• [PROBLEM DETAILS]: Transcribe the material exactly. Images do not belong in the copy.

┌──

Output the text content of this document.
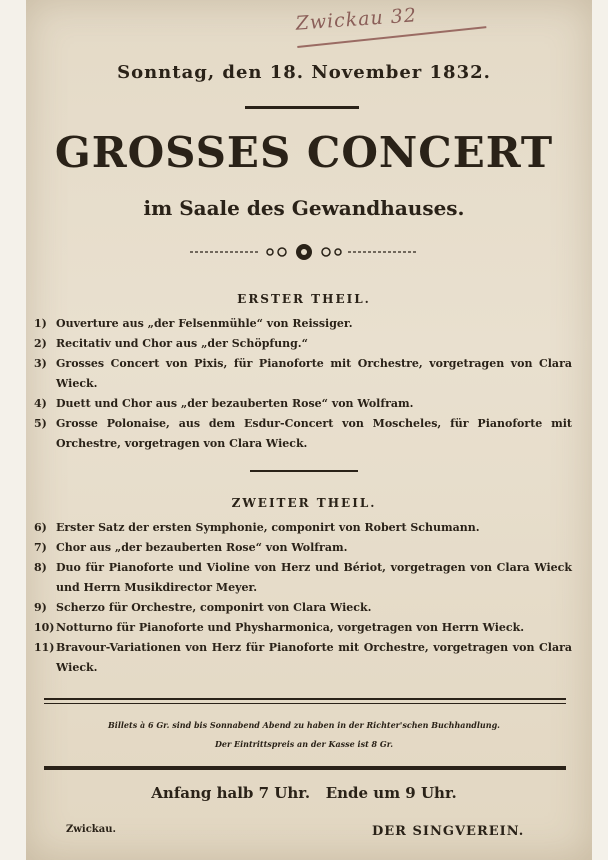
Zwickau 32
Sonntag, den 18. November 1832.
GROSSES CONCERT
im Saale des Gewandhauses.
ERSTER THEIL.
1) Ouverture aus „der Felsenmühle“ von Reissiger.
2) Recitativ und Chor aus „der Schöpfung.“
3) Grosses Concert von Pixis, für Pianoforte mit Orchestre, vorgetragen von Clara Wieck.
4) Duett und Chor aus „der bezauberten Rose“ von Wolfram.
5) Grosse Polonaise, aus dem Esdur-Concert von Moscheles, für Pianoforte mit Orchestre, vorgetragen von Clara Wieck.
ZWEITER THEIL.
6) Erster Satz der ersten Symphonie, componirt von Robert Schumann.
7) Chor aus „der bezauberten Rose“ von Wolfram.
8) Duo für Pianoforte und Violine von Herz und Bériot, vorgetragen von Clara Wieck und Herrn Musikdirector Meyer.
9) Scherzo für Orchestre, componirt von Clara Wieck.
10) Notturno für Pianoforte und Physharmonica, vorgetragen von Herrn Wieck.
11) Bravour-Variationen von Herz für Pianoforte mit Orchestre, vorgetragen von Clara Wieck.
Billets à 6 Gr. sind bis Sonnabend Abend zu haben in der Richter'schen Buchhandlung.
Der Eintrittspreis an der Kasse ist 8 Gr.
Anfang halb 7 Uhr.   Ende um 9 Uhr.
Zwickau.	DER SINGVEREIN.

└──

• [SOLVED EXERCISE]:
Output the text content of this document.
Zwickau 32
Sonntag, den 18. November 1832.
GROSSES CONCERT
im Saale des Gewandhauses.
ERSTER THEIL.
1) Ouverture aus „der Felsenmühle“ von Reissiger.
2) Recitativ und Chor aus „der Schöpfung.“
3) Grosses Concert von Pixis, für Pianoforte mit Orchestre, vorgetragen von Clara Wieck.
4) Duett und Chor aus „der bezauberten Rose“ von Wolfram.
5) Grosse Polonaise, aus dem Esdur-Concert von Moscheles, für Pianoforte mit Orchestre, vorgetragen von Clara Wieck.
ZWEITER THEIL.
6) Erster Satz der ersten Symphonie, componirt von Robert Schumann.
7) Chor aus „der bezauberten Rose“ von Wolfram.
8) Duo für Pianoforte und Violine von Herz und Bériot, vorgetragen von Clara Wieck und Herrn Musikdirector Meyer.
9) Scherzo für Orchestre, componirt von Clara Wieck.
10) Notturno für Pianoforte und Physharmonica, vorgetragen von Herrn Wieck.
11) Bravour-Variationen von Herz für Pianoforte mit Orchestre, vorgetragen von Clara Wieck.
Billets à 6 Gr. sind bis Sonnabend Abend zu haben in der Richter'schen Buchhandlung.
Der Eintrittspreis an der Kasse ist 8 Gr.
Anfang halb 7 Uhr.   Ende um 9 Uhr.
Zwickau.	DER SINGVEREIN.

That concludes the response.